PROBLEM DETAILS: Write the material out again, line by line, exactly as it is.

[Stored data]
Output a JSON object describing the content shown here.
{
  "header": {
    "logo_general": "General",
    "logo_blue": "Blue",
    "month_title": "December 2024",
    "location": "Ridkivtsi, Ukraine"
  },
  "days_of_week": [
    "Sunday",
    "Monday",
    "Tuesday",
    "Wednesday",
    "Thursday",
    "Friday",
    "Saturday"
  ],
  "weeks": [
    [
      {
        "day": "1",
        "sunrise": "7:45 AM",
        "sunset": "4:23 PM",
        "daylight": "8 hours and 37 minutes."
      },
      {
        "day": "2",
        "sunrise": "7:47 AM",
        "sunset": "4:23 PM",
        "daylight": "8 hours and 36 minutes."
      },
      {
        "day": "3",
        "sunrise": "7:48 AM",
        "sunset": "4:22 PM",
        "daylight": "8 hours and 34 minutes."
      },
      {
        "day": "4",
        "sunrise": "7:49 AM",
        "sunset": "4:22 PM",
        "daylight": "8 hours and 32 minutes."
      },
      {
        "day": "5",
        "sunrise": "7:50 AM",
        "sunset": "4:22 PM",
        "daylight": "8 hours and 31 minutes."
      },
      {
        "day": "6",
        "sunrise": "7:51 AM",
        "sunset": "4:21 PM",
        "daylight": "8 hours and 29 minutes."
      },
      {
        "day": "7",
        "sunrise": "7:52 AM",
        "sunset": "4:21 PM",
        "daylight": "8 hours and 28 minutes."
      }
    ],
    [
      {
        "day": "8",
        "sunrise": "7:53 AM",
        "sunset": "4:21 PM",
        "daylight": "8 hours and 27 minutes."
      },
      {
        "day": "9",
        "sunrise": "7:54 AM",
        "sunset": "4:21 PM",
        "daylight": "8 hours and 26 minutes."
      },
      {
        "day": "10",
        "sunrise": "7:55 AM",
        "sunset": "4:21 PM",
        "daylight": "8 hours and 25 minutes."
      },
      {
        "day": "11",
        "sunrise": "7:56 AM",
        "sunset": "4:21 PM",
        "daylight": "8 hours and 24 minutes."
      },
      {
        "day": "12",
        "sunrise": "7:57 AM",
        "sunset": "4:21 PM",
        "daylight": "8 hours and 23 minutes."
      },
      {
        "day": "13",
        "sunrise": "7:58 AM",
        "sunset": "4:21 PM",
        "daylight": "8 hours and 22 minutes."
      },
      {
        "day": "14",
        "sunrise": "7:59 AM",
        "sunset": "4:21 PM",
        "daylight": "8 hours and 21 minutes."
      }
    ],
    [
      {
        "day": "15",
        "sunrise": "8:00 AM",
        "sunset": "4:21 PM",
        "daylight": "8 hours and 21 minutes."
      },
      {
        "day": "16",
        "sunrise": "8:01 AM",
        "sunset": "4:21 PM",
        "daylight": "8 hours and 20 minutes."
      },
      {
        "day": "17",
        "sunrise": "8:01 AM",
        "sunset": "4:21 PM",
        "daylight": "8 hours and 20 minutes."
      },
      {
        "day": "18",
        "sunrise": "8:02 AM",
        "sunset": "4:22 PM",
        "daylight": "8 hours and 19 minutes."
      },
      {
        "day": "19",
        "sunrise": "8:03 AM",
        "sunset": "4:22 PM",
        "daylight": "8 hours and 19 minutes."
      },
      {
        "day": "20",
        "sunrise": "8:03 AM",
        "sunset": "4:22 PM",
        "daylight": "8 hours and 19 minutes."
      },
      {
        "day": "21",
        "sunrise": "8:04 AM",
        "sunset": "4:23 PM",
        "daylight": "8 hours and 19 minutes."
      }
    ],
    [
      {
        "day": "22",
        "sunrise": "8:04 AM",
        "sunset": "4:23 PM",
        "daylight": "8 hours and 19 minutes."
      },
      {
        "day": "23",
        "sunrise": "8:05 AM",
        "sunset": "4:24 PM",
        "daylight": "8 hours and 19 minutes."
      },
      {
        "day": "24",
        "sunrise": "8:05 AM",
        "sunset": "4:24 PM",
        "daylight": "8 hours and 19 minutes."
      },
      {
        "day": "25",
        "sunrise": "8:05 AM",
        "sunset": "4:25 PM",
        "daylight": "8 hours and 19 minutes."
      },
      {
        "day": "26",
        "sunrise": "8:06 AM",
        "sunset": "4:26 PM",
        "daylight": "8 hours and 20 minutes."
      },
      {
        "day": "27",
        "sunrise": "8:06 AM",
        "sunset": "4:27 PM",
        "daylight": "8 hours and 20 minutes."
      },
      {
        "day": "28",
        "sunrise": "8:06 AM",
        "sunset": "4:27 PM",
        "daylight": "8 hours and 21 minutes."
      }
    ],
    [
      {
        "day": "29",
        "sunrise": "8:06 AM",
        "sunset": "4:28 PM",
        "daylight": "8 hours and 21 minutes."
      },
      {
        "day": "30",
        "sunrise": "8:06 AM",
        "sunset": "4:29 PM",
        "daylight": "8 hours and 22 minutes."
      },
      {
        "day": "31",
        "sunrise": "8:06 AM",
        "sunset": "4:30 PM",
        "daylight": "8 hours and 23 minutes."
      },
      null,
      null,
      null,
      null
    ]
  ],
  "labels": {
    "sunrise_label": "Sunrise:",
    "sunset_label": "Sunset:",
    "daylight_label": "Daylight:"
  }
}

FINAL RESULT:
Output a JSON object describing the content shown here.
{
  "header": {
    "logo_general": "General",
    "logo_blue": "Blue",
    "month_title": "December 2024",
    "location": "Ridkivtsi, Ukraine"
  },
  "days_of_week": [
    "Sunday",
    "Monday",
    "Tuesday",
    "Wednesday",
    "Thursday",
    "Friday",
    "Saturday"
  ],
  "weeks": [
    [
      {
        "day": "1",
        "sunrise": "7:45 AM",
        "sunset": "4:23 PM",
        "daylight": "8 hours and 37 minutes."
      },
      {
        "day": "2",
        "sunrise": "7:47 AM",
        "sunset": "4:23 PM",
        "daylight": "8 hours and 36 minutes."
      },
      {
        "day": "3",
        "sunrise": "7:48 AM",
        "sunset": "4:22 PM",
        "daylight": "8 hours and 34 minutes."
      },
      {
        "day": "4",
        "sunrise": "7:49 AM",
        "sunset": "4:22 PM",
        "daylight": "8 hours and 32 minutes."
      },
      {
        "day": "5",
        "sunrise": "7:50 AM",
        "sunset": "4:22 PM",
        "daylight": "8 hours and 31 minutes."
      },
      {
        "day": "6",
        "sunrise": "7:51 AM",
        "sunset": "4:21 PM",
        "daylight": "8 hours and 29 minutes."
      },
      {
        "day": "7",
        "sunrise": "7:52 AM",
        "sunset": "4:21 PM",
        "daylight": "8 hours and 28 minutes."
      }
    ],
    [
      {
        "day": "8",
        "sunrise": "7:53 AM",
        "sunset": "4:21 PM",
        "daylight": "8 hours and 27 minutes."
      },
      {
        "day": "9",
        "sunrise": "7:54 AM",
        "sunset": "4:21 PM",
        "daylight": "8 hours and 26 minutes."
      },
      {
        "day": "10",
        "sunrise": "7:55 AM",
        "sunset": "4:21 PM",
        "daylight": "8 hours and 25 minutes."
      },
      {
        "day": "11",
        "sunrise": "7:56 AM",
        "sunset": "4:21 PM",
        "daylight": "8 hours and 24 minutes."
      },
      {
        "day": "12",
        "sunrise": "7:57 AM",
        "sunset": "4:21 PM",
        "daylight": "8 hours and 23 minutes."
      },
      {
        "day": "13",
        "sunrise": "7:58 AM",
        "sunset": "4:21 PM",
        "daylight": "8 hours and 22 minutes."
      },
      {
        "day": "14",
        "sunrise": "7:59 AM",
        "sunset": "4:21 PM",
        "daylight": "8 hours and 21 minutes."
      }
    ],
    [
      {
        "day": "15",
        "sunrise": "8:00 AM",
        "sunset": "4:21 PM",
        "daylight": "8 hours and 21 minutes."
      },
      {
        "day": "16",
        "sunrise": "8:01 AM",
        "sunset": "4:21 PM",
        "daylight": "8 hours and 20 minutes."
      },
      {
        "day": "17",
        "sunrise": "8:01 AM",
        "sunset": "4:21 PM",
        "daylight": "8 hours and 20 minutes."
      },
      {
        "day": "18",
        "sunrise": "8:02 AM",
        "sunset": "4:22 PM",
        "daylight": "8 hours and 19 minutes."
      },
      {
        "day": "19",
        "sunrise": "8:03 AM",
        "sunset": "4:22 PM",
        "daylight": "8 hours and 19 minutes."
      },
      {
        "day": "20",
        "sunrise": "8:03 AM",
        "sunset": "4:22 PM",
        "daylight": "8 hours and 19 minutes."
      },
      {
        "day": "21",
        "sunrise": "8:04 AM",
        "sunset": "4:23 PM",
        "daylight": "8 hours and 19 minutes."
      }
    ],
    [
      {
        "day": "22",
        "sunrise": "8:04 AM",
        "sunset": "4:23 PM",
        "daylight": "8 hours and 19 minutes."
      },
      {
        "day": "23",
        "sunrise": "8:05 AM",
        "sunset": "4:24 PM",
        "daylight": "8 hours and 19 minutes."
      },
      {
        "day": "24",
        "sunrise": "8:05 AM",
        "sunset": "4:24 PM",
        "daylight": "8 hours and 19 minutes."
      },
      {
        "day": "25",
        "sunrise": "8:05 AM",
        "sunset": "4:25 PM",
        "daylight": "8 hours and 19 minutes."
      },
      {
        "day": "26",
        "sunrise": "8:06 AM",
        "sunset": "4:26 PM",
        "daylight": "8 hours and 20 minutes."
      },
      {
        "day": "27",
        "sunrise": "8:06 AM",
        "sunset": "4:27 PM",
        "daylight": "8 hours and 20 minutes."
      },
      {
        "day": "28",
        "sunrise": "8:06 AM",
        "sunset": "4:27 PM",
        "daylight": "8 hours and 21 minutes."
      }
    ],
    [
      {
        "day": "29",
        "sunrise": "8:06 AM",
        "sunset": "4:28 PM",
        "daylight": "8 hours and 21 minutes."
      },
      {
        "day": "30",
        "sunrise": "8:06 AM",
        "sunset": "4:29 PM",
        "daylight": "8 hours and 22 minutes."
      },
      {
        "day": "31",
        "sunrise": "8:06 AM",
        "sunset": "4:30 PM",
        "daylight": "8 hours and 23 minutes."
      },
      null,
      null,
      null,
      null
    ]
  ],
  "labels": {
    "sunrise_label": "Sunrise:",
    "sunset_label": "Sunset:",
    "daylight_label": "Daylight:"
  }
}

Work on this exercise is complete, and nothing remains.